Exercise objective =
Repeat each entry in full, exactly.

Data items
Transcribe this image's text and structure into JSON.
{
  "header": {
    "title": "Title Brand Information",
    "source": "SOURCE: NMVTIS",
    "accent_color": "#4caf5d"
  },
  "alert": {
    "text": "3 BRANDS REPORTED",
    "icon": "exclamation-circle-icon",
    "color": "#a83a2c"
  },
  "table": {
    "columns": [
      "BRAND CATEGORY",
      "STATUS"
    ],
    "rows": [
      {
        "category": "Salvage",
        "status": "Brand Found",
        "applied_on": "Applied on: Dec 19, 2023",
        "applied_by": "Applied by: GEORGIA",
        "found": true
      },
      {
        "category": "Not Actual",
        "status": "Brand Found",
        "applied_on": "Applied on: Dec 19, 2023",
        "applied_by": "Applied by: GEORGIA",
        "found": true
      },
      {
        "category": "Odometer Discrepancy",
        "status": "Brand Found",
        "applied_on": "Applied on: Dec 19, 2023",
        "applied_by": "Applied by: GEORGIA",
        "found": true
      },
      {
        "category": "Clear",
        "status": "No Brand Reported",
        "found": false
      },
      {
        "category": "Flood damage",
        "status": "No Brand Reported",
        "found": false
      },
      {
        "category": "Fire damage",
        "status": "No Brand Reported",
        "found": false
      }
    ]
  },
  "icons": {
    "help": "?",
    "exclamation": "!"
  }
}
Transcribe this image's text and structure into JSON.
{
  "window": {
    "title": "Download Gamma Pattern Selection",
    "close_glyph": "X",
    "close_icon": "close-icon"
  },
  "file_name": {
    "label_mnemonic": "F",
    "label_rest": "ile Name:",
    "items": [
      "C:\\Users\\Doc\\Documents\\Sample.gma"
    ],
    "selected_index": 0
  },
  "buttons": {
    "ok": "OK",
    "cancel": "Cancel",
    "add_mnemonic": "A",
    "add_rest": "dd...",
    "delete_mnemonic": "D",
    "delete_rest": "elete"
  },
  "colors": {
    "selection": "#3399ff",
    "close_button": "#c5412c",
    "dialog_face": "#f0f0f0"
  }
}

Response to this exercise =
Transcribe this image's text and structure into JSON.
{
  "header": {
    "title": "Title Brand Information",
    "source": "SOURCE: NMVTIS",
    "accent_color": "#4caf5d"
  },
  "alert": {
    "text": "3 BRANDS REPORTED",
    "icon": "exclamation-circle-icon",
    "color": "#a83a2c"
  },
  "table": {
    "columns": [
      "BRAND CATEGORY",
      "STATUS"
    ],
    "rows": [
      {
        "category": "Salvage",
        "status": "Brand Found",
        "applied_on": "Applied on: Dec 19, 2023",
        "applied_by": "Applied by: GEORGIA",
        "found": true
      },
      {
        "category": "Not Actual",
        "status": "Brand Found",
        "applied_on": "Applied on: Dec 19, 2023",
        "applied_by": "Applied by: GEORGIA",
        "found": true
      },
      {
        "category": "Odometer Discrepancy",
        "status": "Brand Found",
        "applied_on": "Applied on: Dec 19, 2023",
        "applied_by": "Applied by: GEORGIA",
        "found": true
      },
      {
        "category": "Clear",
        "status": "No Brand Reported",
        "found": false
      },
      {
        "category": "Flood damage",
        "status": "No Brand Reported",
        "found": false
      },
      {
        "category": "Fire damage",
        "status": "No Brand Reported",
        "found": false
      }
    ]
  },
  "icons": {
    "help": "?",
    "exclamation": "!"
  }
}
Transcribe this image's text and structure into JSON.
{
  "window": {
    "title": "Download Gamma Pattern Selection",
    "close_glyph": "X",
    "close_icon": "close-icon"
  },
  "file_name": {
    "label_mnemonic": "F",
    "label_rest": "ile Name:",
    "items": [
      "C:\\Users\\Doc\\Documents\\Sample.gma"
    ],
    "selected_index": 0
  },
  "buttons": {
    "ok": "OK",
    "cancel": "Cancel",
    "add_mnemonic": "A",
    "add_rest": "dd...",
    "delete_mnemonic": "D",
    "delete_rest": "elete"
  },
  "colors": {
    "selection": "#3399ff",
    "close_button": "#c5412c",
    "dialog_face": "#f0f0f0"
  }
}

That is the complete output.